━━━ Extracted data

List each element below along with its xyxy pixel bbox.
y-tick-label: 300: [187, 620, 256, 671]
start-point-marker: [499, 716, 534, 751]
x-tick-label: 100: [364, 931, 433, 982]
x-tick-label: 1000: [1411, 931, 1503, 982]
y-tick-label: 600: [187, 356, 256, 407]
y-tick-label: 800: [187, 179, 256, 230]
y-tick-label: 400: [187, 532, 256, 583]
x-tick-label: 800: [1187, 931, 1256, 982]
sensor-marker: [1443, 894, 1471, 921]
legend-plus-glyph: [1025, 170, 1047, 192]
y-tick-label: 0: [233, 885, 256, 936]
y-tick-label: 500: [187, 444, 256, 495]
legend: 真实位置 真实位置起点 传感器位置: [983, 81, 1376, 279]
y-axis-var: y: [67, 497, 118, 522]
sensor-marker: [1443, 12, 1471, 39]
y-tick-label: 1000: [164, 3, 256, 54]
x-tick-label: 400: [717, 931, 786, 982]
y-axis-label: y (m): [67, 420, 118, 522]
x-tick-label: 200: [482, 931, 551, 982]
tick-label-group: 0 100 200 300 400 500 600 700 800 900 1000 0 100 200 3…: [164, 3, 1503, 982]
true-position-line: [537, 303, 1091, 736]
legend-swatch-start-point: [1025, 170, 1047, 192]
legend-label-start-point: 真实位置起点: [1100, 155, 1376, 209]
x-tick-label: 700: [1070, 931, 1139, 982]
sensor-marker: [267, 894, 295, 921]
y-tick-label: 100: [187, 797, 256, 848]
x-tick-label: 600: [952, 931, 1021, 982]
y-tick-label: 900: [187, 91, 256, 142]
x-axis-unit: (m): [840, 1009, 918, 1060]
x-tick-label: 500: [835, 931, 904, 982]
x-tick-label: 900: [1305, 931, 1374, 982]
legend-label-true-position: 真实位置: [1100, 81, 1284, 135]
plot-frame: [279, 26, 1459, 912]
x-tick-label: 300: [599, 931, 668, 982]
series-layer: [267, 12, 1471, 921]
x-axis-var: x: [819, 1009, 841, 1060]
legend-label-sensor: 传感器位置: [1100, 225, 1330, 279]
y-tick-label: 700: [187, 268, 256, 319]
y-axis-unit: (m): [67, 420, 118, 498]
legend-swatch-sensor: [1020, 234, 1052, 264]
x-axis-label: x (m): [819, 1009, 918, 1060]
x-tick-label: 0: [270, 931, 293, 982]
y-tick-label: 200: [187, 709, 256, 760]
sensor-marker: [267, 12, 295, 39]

━━━━━━

**What is being asked:** Please reproduce every item above, character for character and in the same order.

**Task output:**
List each element below along with its xyxy pixel bbox.
y-tick-label: 300: [187, 620, 256, 671]
start-point-marker: [499, 716, 534, 751]
x-tick-label: 100: [364, 931, 433, 982]
x-tick-label: 1000: [1411, 931, 1503, 982]
y-tick-label: 600: [187, 356, 256, 407]
y-tick-label: 800: [187, 179, 256, 230]
y-tick-label: 400: [187, 532, 256, 583]
x-tick-label: 800: [1187, 931, 1256, 982]
sensor-marker: [1443, 894, 1471, 921]
legend-plus-glyph: [1025, 170, 1047, 192]
y-tick-label: 0: [233, 885, 256, 936]
y-tick-label: 500: [187, 444, 256, 495]
legend: 真实位置 真实位置起点 传感器位置: [983, 81, 1376, 279]
y-axis-var: y: [67, 497, 118, 522]
sensor-marker: [1443, 12, 1471, 39]
y-tick-label: 1000: [164, 3, 256, 54]
x-tick-label: 400: [717, 931, 786, 982]
y-axis-label: y (m): [67, 420, 118, 522]
x-tick-label: 200: [482, 931, 551, 982]
tick-label-group: 0 100 200 300 400 500 600 700 800 900 1000 0 100 200 3…: [164, 3, 1503, 982]
true-position-line: [537, 303, 1091, 736]
legend-swatch-start-point: [1025, 170, 1047, 192]
legend-label-start-point: 真实位置起点: [1100, 155, 1376, 209]
x-tick-label: 700: [1070, 931, 1139, 982]
sensor-marker: [267, 894, 295, 921]
y-tick-label: 100: [187, 797, 256, 848]
x-tick-label: 600: [952, 931, 1021, 982]
y-tick-label: 900: [187, 91, 256, 142]
x-axis-unit: (m): [840, 1009, 918, 1060]
x-tick-label: 500: [835, 931, 904, 982]
x-tick-label: 900: [1305, 931, 1374, 982]
legend-label-true-position: 真实位置: [1100, 81, 1284, 135]
plot-frame: [279, 26, 1459, 912]
x-tick-label: 300: [599, 931, 668, 982]
series-layer: [267, 12, 1471, 921]
x-axis-var: x: [819, 1009, 841, 1060]
legend-label-sensor: 传感器位置: [1100, 225, 1330, 279]
y-tick-label: 700: [187, 268, 256, 319]
y-axis-unit: (m): [67, 420, 118, 498]
legend-swatch-sensor: [1020, 234, 1052, 264]
x-axis-label: x (m): [819, 1009, 918, 1060]
x-tick-label: 0: [270, 931, 293, 982]
y-tick-label: 200: [187, 709, 256, 760]
sensor-marker: [267, 12, 295, 39]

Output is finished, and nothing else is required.